Task description >> Write each record again exactly as it stands.

The data >>

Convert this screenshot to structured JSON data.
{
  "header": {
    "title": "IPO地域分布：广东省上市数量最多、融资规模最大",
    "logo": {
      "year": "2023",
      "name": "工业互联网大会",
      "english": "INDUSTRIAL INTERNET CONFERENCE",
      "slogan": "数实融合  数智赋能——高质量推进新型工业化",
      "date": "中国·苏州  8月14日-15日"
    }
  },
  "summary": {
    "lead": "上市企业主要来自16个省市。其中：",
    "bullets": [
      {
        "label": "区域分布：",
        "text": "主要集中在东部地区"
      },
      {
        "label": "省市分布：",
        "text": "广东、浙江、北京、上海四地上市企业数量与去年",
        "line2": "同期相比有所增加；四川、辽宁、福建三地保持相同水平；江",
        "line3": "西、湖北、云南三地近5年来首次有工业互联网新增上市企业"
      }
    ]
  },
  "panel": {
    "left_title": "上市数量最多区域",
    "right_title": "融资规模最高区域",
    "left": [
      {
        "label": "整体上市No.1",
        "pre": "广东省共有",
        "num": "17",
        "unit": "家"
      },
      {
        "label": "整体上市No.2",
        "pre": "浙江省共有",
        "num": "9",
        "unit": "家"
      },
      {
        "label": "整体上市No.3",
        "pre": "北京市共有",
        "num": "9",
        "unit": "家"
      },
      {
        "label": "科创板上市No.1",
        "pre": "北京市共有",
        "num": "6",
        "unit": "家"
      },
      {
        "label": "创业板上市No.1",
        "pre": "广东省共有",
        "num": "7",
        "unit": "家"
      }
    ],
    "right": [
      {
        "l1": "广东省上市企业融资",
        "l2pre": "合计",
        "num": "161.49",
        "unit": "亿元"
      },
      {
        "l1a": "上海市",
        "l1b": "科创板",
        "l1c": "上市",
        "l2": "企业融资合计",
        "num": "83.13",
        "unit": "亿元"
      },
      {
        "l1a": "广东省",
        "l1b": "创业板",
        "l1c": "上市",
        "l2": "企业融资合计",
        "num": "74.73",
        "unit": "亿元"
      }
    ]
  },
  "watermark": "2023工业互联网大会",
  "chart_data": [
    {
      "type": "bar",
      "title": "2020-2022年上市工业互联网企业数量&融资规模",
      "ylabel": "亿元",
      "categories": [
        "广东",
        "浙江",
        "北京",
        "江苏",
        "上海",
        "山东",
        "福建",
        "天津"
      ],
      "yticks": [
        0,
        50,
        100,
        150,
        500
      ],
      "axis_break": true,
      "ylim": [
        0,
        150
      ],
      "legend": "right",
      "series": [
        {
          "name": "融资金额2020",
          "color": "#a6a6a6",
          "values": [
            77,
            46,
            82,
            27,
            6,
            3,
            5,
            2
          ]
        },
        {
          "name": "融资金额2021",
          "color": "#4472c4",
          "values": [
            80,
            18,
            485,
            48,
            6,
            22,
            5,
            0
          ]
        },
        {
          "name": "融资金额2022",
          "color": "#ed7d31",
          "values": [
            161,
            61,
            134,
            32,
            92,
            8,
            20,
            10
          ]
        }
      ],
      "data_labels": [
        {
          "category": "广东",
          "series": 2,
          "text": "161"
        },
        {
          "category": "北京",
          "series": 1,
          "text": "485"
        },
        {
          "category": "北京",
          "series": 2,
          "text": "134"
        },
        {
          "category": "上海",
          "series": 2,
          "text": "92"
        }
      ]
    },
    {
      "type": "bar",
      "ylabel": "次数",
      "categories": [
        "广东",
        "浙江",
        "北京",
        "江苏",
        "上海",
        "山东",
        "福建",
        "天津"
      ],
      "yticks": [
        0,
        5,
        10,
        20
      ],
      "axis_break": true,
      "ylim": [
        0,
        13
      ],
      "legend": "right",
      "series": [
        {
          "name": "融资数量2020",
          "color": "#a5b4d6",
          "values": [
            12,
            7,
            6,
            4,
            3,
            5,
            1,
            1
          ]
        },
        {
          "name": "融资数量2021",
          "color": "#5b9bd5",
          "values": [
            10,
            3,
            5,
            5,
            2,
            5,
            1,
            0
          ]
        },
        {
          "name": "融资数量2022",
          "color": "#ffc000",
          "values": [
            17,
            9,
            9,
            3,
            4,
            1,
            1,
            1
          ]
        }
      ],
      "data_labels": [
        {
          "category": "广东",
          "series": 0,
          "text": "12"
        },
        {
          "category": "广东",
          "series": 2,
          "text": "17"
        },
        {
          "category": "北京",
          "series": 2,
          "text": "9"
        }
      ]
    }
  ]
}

Answer in full >>
Convert this screenshot to structured JSON data.
{
  "header": {
    "title": "IPO地域分布：广东省上市数量最多、融资规模最大",
    "logo": {
      "year": "2023",
      "name": "工业互联网大会",
      "english": "INDUSTRIAL INTERNET CONFERENCE",
      "slogan": "数实融合  数智赋能——高质量推进新型工业化",
      "date": "中国·苏州  8月14日-15日"
    }
  },
  "summary": {
    "lead": "上市企业主要来自16个省市。其中：",
    "bullets": [
      {
        "label": "区域分布：",
        "text": "主要集中在东部地区"
      },
      {
        "label": "省市分布：",
        "text": "广东、浙江、北京、上海四地上市企业数量与去年",
        "line2": "同期相比有所增加；四川、辽宁、福建三地保持相同水平；江",
        "line3": "西、湖北、云南三地近5年来首次有工业互联网新增上市企业"
      }
    ]
  },
  "panel": {
    "left_title": "上市数量最多区域",
    "right_title": "融资规模最高区域",
    "left": [
      {
        "label": "整体上市No.1",
        "pre": "广东省共有",
        "num": "17",
        "unit": "家"
      },
      {
        "label": "整体上市No.2",
        "pre": "浙江省共有",
        "num": "9",
        "unit": "家"
      },
      {
        "label": "整体上市No.3",
        "pre": "北京市共有",
        "num": "9",
        "unit": "家"
      },
      {
        "label": "科创板上市No.1",
        "pre": "北京市共有",
        "num": "6",
        "unit": "家"
      },
      {
        "label": "创业板上市No.1",
        "pre": "广东省共有",
        "num": "7",
        "unit": "家"
      }
    ],
    "right": [
      {
        "l1": "广东省上市企业融资",
        "l2pre": "合计",
        "num": "161.49",
        "unit": "亿元"
      },
      {
        "l1a": "上海市",
        "l1b": "科创板",
        "l1c": "上市",
        "l2": "企业融资合计",
        "num": "83.13",
        "unit": "亿元"
      },
      {
        "l1a": "广东省",
        "l1b": "创业板",
        "l1c": "上市",
        "l2": "企业融资合计",
        "num": "74.73",
        "unit": "亿元"
      }
    ]
  },
  "watermark": "2023工业互联网大会",
  "chart_data": [
    {
      "type": "bar",
      "title": "2020-2022年上市工业互联网企业数量&融资规模",
      "ylabel": "亿元",
      "categories": [
        "广东",
        "浙江",
        "北京",
        "江苏",
        "上海",
        "山东",
        "福建",
        "天津"
      ],
      "yticks": [
        0,
        50,
        100,
        150,
        500
      ],
      "axis_break": true,
      "ylim": [
        0,
        150
      ],
      "legend": "right",
      "series": [
        {
          "name": "融资金额2020",
          "color": "#a6a6a6",
          "values": [
            77,
            46,
            82,
            27,
            6,
            3,
            5,
            2
          ]
        },
        {
          "name": "融资金额2021",
          "color": "#4472c4",
          "values": [
            80,
            18,
            485,
            48,
            6,
            22,
            5,
            0
          ]
        },
        {
          "name": "融资金额2022",
          "color": "#ed7d31",
          "values": [
            161,
            61,
            134,
            32,
            92,
            8,
            20,
            10
          ]
        }
      ],
      "data_labels": [
        {
          "category": "广东",
          "series": 2,
          "text": "161"
        },
        {
          "category": "北京",
          "series": 1,
          "text": "485"
        },
        {
          "category": "北京",
          "series": 2,
          "text": "134"
        },
        {
          "category": "上海",
          "series": 2,
          "text": "92"
        }
      ]
    },
    {
      "type": "bar",
      "ylabel": "次数",
      "categories": [
        "广东",
        "浙江",
        "北京",
        "江苏",
        "上海",
        "山东",
        "福建",
        "天津"
      ],
      "yticks": [
        0,
        5,
        10,
        20
      ],
      "axis_break": true,
      "ylim": [
        0,
        13
      ],
      "legend": "right",
      "series": [
        {
          "name": "融资数量2020",
          "color": "#a5b4d6",
          "values": [
            12,
            7,
            6,
            4,
            3,
            5,
            1,
            1
          ]
        },
        {
          "name": "融资数量2021",
          "color": "#5b9bd5",
          "values": [
            10,
            3,
            5,
            5,
            2,
            5,
            1,
            0
          ]
        },
        {
          "name": "融资数量2022",
          "color": "#ffc000",
          "values": [
            17,
            9,
            9,
            3,
            4,
            1,
            1,
            1
          ]
        }
      ],
      "data_labels": [
        {
          "category": "广东",
          "series": 0,
          "text": "12"
        },
        {
          "category": "广东",
          "series": 2,
          "text": "17"
        },
        {
          "category": "北京",
          "series": 2,
          "text": "9"
        }
      ]
    }
  ]
}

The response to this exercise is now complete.